_ESERCIZIO SCRITTO 1_: Trascrivi senza alcuna modifica le voci a partire dalla riga che contiene "UI element localization: list" e proseguendo fino alla riga che contiene "450, 204, 480]", entrambe incluse. Non aggiungere altre voci.

Nel 1999 c’erano solo 23 blog in tutto il web. Dopo alcuni anni divennero milioni e la loro influenza ricevette un nome ben preciso: blogosfera.
Dai primi warblog (o milblog), scritti da militari americani per portare l’opinione pubblica dalla loro parte e difendere l’intervento in Afghanistan, a quelli che milioni di persone scrivevano per diffondere idee e conoscenze in più lingue ed in tutto il globo. Cultura, scienza, tecnologia, politica ma anche sport, fai da te, cucina, collezionismo. Davvero qualsiasi argomento poteva essere oggetto di un blog.
La nascita dei blog è stata quindi una rivoluzione tecnologica, certo, ma anche storica.
Beppe Grillo, ha sfruttato la popolarità del suo per creare e promuovere un partito politico e Chiara Ferragni con The Blonde Salad ha raggiunto lo stardom mondiale, raccontando la sua vita privata ed il suo amore per il fashion.
Grazie ai blog, per la prima volta, sono stati gli individui – e non i media – a dominare la narrativa online. I giornali credevano ancora quasi esclusivamente nella carta stampata, trascurando l’importanza del digitale, lasciando così un vuoto che i blogger hanno saputo colmare fino a diventare, in alcuni casi, loro competitor.

_ESERCIZIO SCRITTO 2_: Riscrivi il passo della pagina sui blog che comincia con "Nel 1999 c’erano" e prosegue fino a "ma anche storica.", sostituendo "milioni" con "migliaia".

_VOCI_:
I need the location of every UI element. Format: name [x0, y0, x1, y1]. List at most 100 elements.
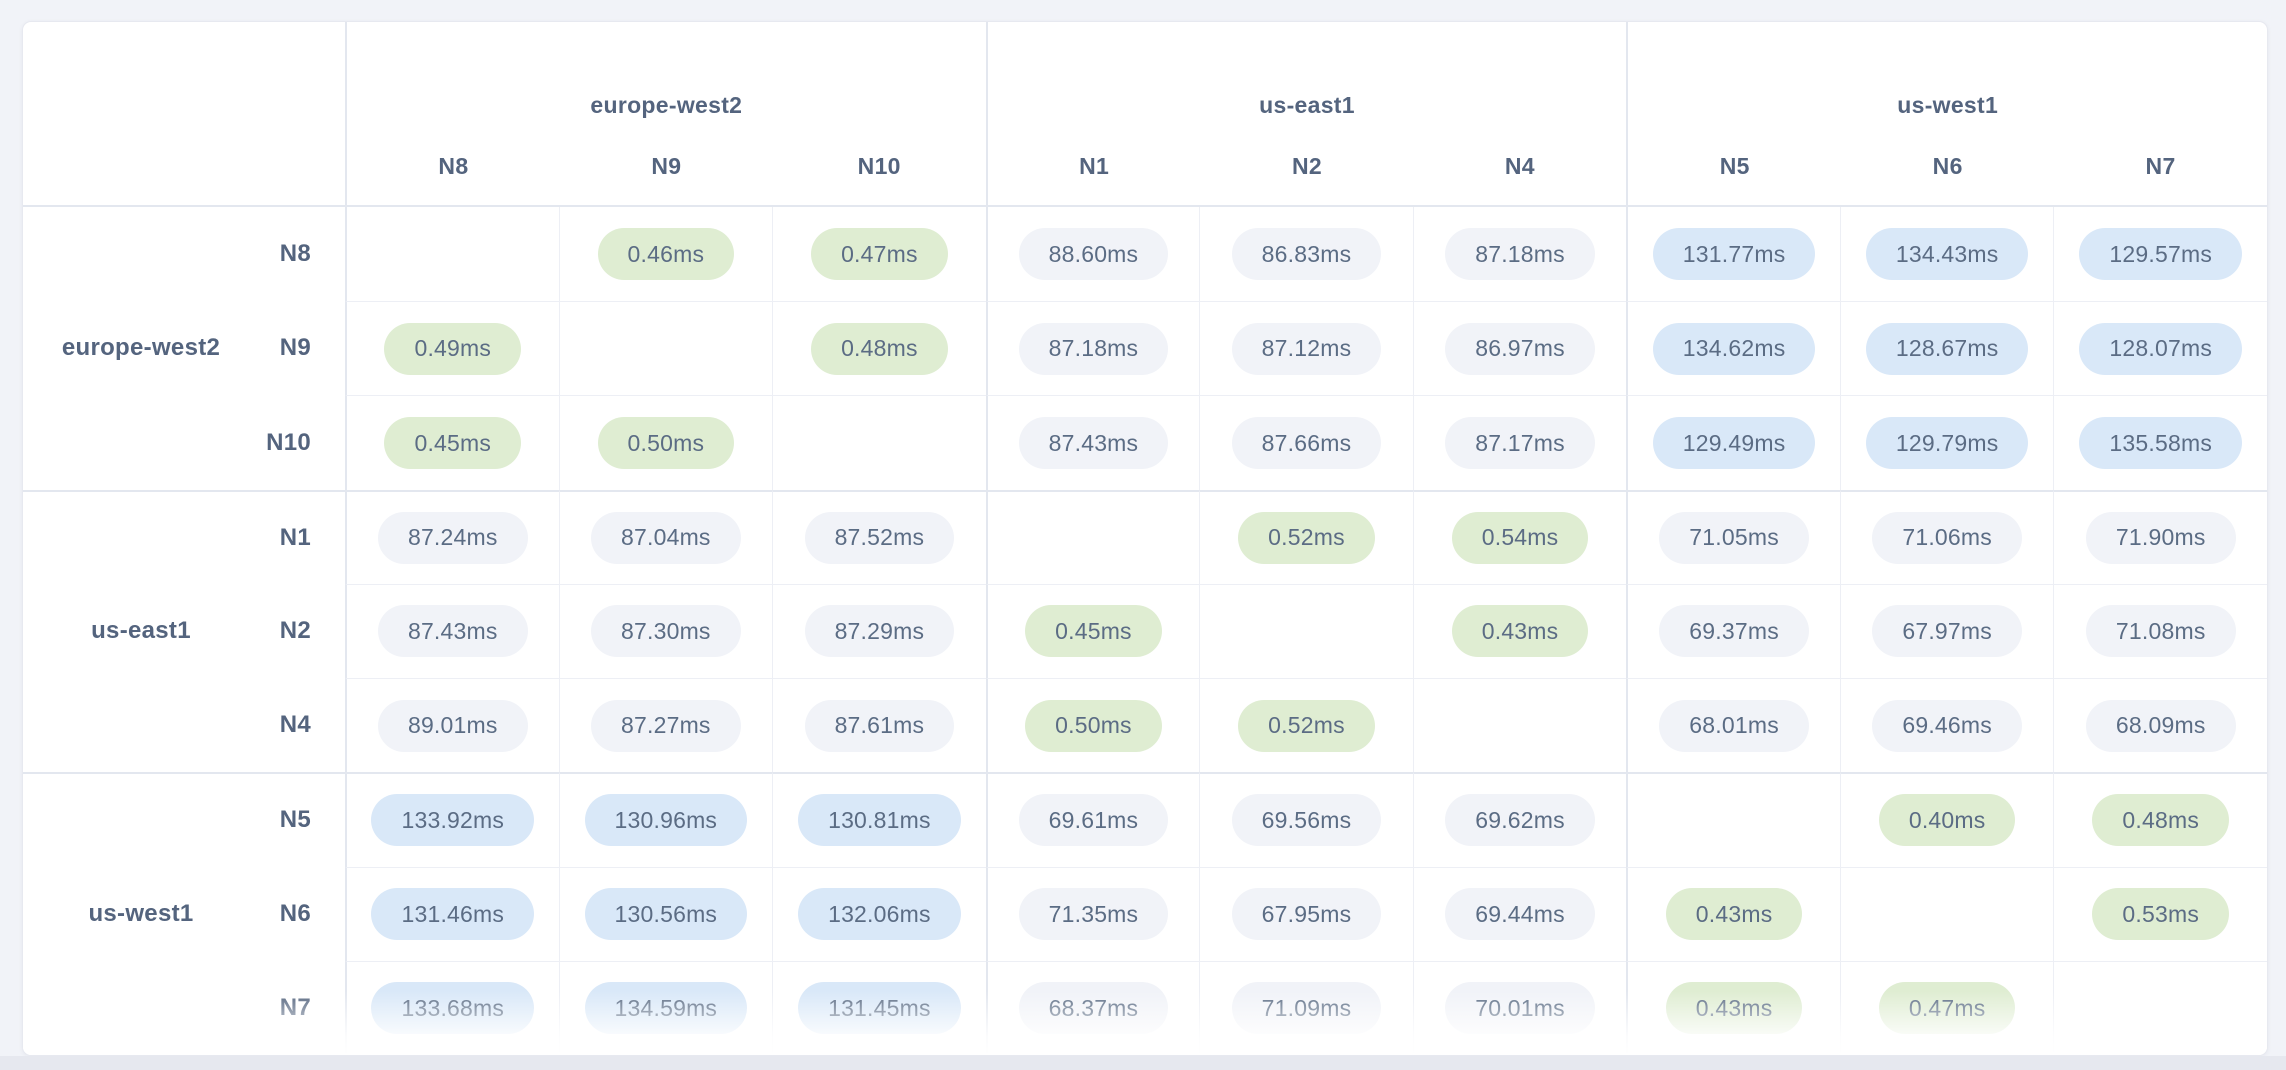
--
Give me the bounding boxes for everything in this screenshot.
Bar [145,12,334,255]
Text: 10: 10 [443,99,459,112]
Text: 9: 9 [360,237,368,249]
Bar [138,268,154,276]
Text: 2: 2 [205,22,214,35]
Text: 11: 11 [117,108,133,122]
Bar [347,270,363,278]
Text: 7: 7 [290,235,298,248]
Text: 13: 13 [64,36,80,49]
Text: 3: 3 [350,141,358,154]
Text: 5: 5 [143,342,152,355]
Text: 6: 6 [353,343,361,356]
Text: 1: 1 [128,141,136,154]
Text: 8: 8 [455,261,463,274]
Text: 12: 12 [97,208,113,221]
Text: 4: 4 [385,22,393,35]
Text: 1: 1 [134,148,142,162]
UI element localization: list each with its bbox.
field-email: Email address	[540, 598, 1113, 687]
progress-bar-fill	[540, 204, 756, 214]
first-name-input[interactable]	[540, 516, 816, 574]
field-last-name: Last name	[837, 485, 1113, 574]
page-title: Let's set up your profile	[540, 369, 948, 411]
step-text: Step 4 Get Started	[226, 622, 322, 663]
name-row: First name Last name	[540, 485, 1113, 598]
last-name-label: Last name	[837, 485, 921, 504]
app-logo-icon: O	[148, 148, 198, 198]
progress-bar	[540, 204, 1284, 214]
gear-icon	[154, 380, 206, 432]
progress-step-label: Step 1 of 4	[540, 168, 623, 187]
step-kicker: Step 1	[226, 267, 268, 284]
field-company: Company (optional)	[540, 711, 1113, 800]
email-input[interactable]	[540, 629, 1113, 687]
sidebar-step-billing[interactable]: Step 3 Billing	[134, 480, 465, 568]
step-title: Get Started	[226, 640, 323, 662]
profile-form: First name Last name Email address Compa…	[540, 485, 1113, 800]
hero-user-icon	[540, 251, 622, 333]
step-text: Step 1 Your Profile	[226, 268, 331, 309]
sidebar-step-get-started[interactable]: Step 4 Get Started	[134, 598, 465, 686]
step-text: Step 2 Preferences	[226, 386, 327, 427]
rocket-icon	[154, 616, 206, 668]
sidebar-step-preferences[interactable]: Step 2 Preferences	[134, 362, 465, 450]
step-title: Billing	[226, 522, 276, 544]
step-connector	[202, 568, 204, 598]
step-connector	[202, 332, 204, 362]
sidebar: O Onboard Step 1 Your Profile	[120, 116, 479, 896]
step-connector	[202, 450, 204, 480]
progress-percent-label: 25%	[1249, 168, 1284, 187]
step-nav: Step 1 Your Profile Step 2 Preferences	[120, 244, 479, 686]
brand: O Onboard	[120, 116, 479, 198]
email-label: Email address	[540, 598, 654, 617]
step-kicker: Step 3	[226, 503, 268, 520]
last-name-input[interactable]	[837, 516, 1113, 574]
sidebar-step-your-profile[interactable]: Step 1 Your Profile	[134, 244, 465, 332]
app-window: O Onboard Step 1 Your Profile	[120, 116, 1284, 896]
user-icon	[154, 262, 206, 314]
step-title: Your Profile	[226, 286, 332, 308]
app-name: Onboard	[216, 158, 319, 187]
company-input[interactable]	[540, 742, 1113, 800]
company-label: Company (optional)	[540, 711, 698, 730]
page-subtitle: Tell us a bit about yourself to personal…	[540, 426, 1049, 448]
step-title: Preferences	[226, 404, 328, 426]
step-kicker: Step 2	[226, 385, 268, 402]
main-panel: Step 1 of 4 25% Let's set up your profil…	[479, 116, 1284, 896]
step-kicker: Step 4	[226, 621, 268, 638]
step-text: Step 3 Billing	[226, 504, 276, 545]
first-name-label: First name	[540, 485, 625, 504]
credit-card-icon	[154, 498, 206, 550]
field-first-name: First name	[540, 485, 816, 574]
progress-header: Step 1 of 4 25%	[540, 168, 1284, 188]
* * *
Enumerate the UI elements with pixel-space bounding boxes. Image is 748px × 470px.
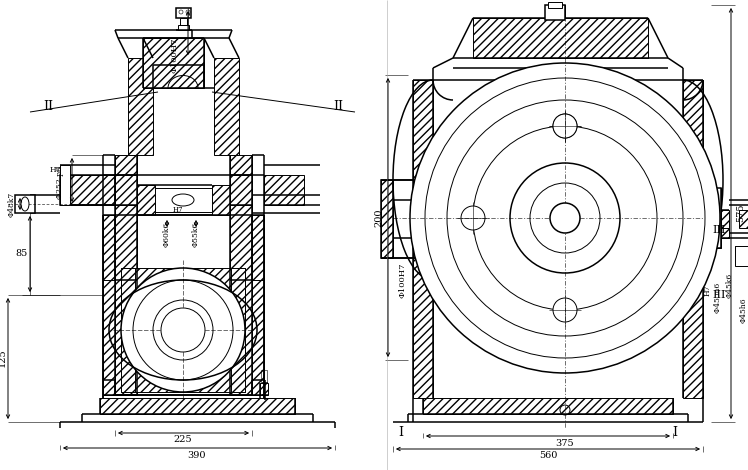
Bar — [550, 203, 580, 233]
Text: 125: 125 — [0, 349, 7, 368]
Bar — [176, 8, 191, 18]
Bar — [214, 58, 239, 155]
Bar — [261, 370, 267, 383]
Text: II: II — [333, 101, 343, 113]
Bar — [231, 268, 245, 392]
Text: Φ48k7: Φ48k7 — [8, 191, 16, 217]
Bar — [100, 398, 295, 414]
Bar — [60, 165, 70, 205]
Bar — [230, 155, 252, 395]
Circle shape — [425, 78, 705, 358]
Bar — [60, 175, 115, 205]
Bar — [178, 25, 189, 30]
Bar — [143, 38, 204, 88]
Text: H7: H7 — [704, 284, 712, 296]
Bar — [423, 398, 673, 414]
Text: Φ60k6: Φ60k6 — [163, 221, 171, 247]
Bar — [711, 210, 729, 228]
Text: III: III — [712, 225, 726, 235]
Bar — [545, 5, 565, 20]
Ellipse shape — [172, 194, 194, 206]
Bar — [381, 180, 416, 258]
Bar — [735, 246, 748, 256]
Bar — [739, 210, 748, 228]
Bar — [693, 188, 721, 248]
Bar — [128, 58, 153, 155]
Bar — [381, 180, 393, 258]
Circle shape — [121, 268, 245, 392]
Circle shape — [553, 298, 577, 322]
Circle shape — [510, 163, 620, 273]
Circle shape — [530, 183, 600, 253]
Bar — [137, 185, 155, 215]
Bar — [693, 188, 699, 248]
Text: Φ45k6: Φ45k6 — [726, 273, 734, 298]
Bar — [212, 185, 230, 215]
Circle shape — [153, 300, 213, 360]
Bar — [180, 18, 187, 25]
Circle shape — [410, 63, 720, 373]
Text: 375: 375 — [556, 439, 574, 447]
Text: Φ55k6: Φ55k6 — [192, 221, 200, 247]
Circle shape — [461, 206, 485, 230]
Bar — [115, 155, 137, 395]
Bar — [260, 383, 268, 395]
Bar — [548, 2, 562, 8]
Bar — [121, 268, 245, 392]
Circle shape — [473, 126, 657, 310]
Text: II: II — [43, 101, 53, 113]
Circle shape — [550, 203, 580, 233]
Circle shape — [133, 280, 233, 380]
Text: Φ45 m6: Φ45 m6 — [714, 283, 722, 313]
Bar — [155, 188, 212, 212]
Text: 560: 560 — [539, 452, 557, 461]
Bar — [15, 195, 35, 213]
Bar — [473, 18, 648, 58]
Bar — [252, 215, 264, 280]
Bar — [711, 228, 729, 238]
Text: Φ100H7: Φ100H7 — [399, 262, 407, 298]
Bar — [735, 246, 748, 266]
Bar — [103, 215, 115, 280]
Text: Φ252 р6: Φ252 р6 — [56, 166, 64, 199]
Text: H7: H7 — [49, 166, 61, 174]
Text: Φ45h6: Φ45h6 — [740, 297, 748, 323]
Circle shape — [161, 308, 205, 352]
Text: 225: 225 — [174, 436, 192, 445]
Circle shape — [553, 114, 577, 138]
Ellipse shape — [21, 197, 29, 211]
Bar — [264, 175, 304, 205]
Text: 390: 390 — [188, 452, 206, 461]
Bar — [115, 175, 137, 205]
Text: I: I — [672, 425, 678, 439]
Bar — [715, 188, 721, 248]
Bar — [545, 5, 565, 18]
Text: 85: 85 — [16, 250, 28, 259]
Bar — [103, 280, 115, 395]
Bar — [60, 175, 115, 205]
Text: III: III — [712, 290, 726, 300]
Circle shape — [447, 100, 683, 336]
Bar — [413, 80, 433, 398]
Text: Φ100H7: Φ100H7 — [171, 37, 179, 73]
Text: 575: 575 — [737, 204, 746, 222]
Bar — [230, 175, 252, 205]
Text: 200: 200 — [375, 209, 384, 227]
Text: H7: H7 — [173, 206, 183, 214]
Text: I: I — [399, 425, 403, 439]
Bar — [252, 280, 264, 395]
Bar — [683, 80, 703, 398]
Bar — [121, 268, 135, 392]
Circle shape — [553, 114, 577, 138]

_RISPOSTA 1_:
UI element localization: list each with its bbox.
field-email: Email address	[540, 598, 1113, 687]
progress-bar-fill	[540, 204, 756, 214]
first-name-input[interactable]	[540, 516, 816, 574]
field-last-name: Last name	[837, 485, 1113, 574]
page-title: Let's set up your profile	[540, 369, 948, 411]
step-text: Step 4 Get Started	[226, 622, 322, 663]
name-row: First name Last name	[540, 485, 1113, 598]
last-name-label: Last name	[837, 485, 921, 504]
app-logo-icon: O	[148, 148, 198, 198]
progress-bar	[540, 204, 1284, 214]
gear-icon	[154, 380, 206, 432]
progress-step-label: Step 1 of 4	[540, 168, 623, 187]
step-kicker: Step 1	[226, 267, 268, 284]
field-company: Company (optional)	[540, 711, 1113, 800]
email-input[interactable]	[540, 629, 1113, 687]
sidebar-step-billing[interactable]: Step 3 Billing	[134, 480, 465, 568]
step-title: Get Started	[226, 640, 323, 662]
profile-form: First name Last name Email address Compa…	[540, 485, 1113, 800]
hero-user-icon	[540, 251, 622, 333]
step-text: Step 1 Your Profile	[226, 268, 331, 309]
sidebar-step-get-started[interactable]: Step 4 Get Started	[134, 598, 465, 686]
step-text: Step 2 Preferences	[226, 386, 327, 427]
rocket-icon	[154, 616, 206, 668]
sidebar-step-preferences[interactable]: Step 2 Preferences	[134, 362, 465, 450]
step-title: Billing	[226, 522, 276, 544]
step-connector	[202, 568, 204, 598]
step-connector	[202, 332, 204, 362]
sidebar: O Onboard Step 1 Your Profile	[120, 116, 479, 896]
step-connector	[202, 450, 204, 480]

_RISPOSTA 2_:
Nel 1999 c’erano solo 23 blog in tutto il web. Dopo alcuni anni divennero migliaia e la loro influenza ricevette un nome ben preciso: blogosfera.
Dai primi warblog (o milblog), scritti da militari americani per portare l’opinione pubblica dalla loro parte e difendere l’intervento in Afghanistan, a quelli che migliaia di persone scrivevano per diffondere idee e conoscenze in più lingue ed in tutto il globo. Cultura, scienza, tecnologia, politica ma anche sport, fai da te, cucina, collezionismo. Davvero qualsiasi argomento poteva essere oggetto di un blog.
La nascita dei blog è stata quindi una rivoluzione tecnologica, certo, ma anche storica.